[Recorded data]
▬▬▬▬▬▬▬▬▬▬
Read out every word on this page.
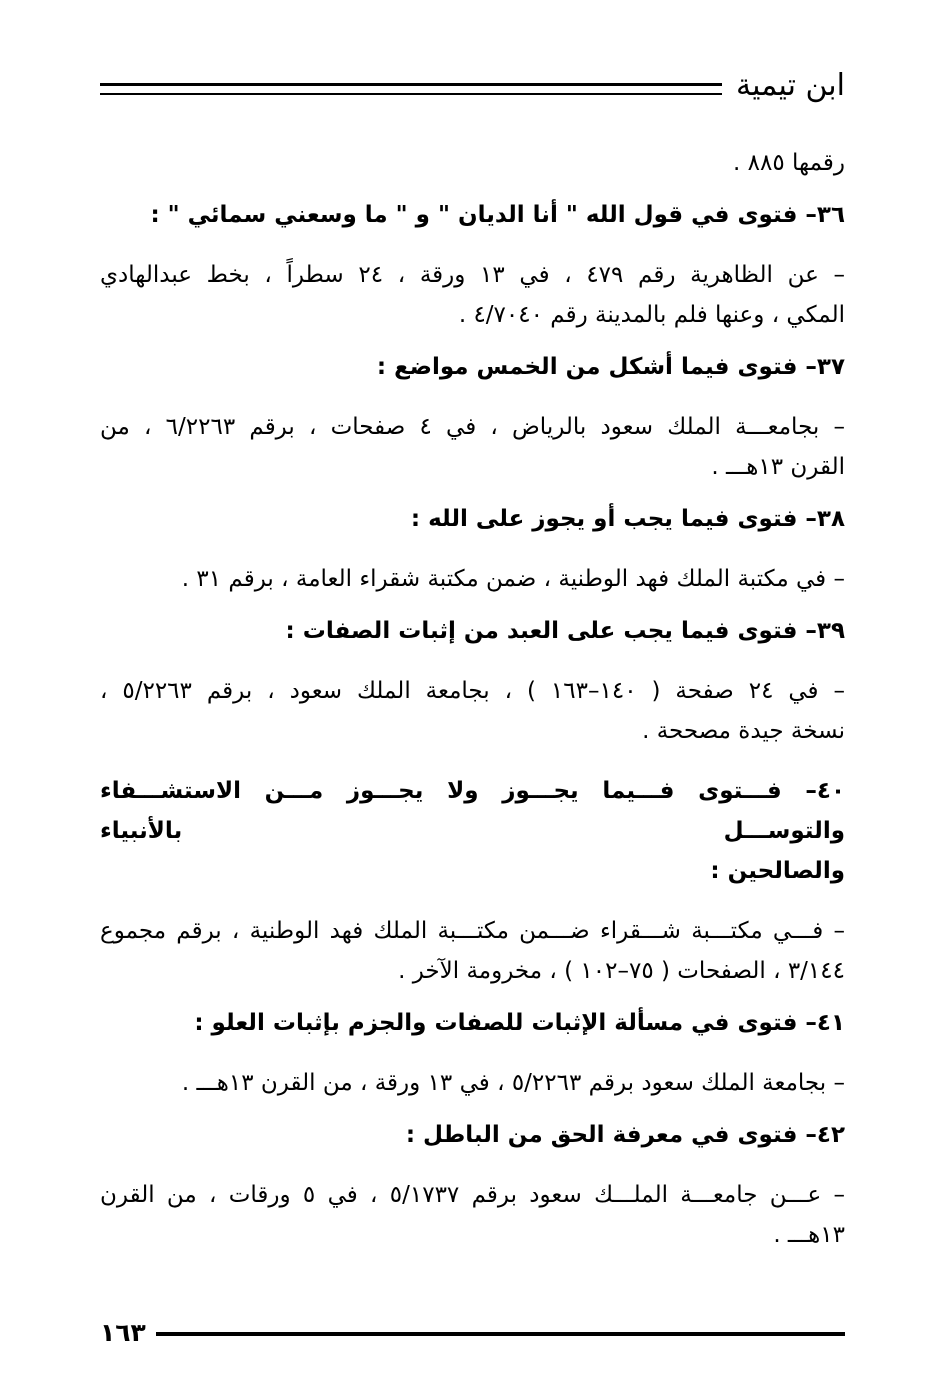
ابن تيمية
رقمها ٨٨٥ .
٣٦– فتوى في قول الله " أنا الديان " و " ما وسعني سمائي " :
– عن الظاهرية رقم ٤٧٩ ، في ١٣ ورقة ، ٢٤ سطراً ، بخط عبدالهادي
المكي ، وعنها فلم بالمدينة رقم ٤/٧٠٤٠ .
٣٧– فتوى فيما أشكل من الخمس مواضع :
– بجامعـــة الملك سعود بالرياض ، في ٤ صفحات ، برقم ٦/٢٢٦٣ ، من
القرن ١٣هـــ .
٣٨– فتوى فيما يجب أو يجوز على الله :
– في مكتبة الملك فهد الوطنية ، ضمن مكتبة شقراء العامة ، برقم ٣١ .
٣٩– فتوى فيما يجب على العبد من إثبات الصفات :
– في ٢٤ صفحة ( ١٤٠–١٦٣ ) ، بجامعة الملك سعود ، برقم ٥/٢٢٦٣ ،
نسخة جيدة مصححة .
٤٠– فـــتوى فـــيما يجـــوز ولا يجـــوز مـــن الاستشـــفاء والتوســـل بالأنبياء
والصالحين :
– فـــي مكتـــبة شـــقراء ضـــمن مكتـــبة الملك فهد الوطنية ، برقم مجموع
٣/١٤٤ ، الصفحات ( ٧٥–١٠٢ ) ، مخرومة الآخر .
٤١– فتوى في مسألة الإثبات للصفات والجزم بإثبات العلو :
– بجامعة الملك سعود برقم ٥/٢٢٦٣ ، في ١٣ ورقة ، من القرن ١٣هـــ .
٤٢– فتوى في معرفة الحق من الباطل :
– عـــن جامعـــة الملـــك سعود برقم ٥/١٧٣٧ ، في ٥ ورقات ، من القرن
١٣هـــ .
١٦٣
▬▬▬▬▬▬▬▬▬▬
• **Objective**
Read the entries above, then pull out the lines that include "الملك".

• **The answer**
– بجامعـــة الملك سعود بالرياض ، في ٤ صفحات ، برقم ٦/٢٢٦٣ ، من
– في مكتبة الملك فهد الوطنية ، ضمن مكتبة شقراء العامة ، برقم ٣١ .
– في ٢٤ صفحة ( ١٤٠–١٦٣ ) ، بجامعة الملك سعود ، برقم ٥/٢٢٦٣ ،
– فـــي مكتـــبة شـــقراء ضـــمن مكتـــبة الملك فهد الوطنية ، برقم مجموع
– بجامعة الملك سعود برقم ٥/٢٢٦٣ ، في ١٣ ورقة ، من القرن ١٣هـــ .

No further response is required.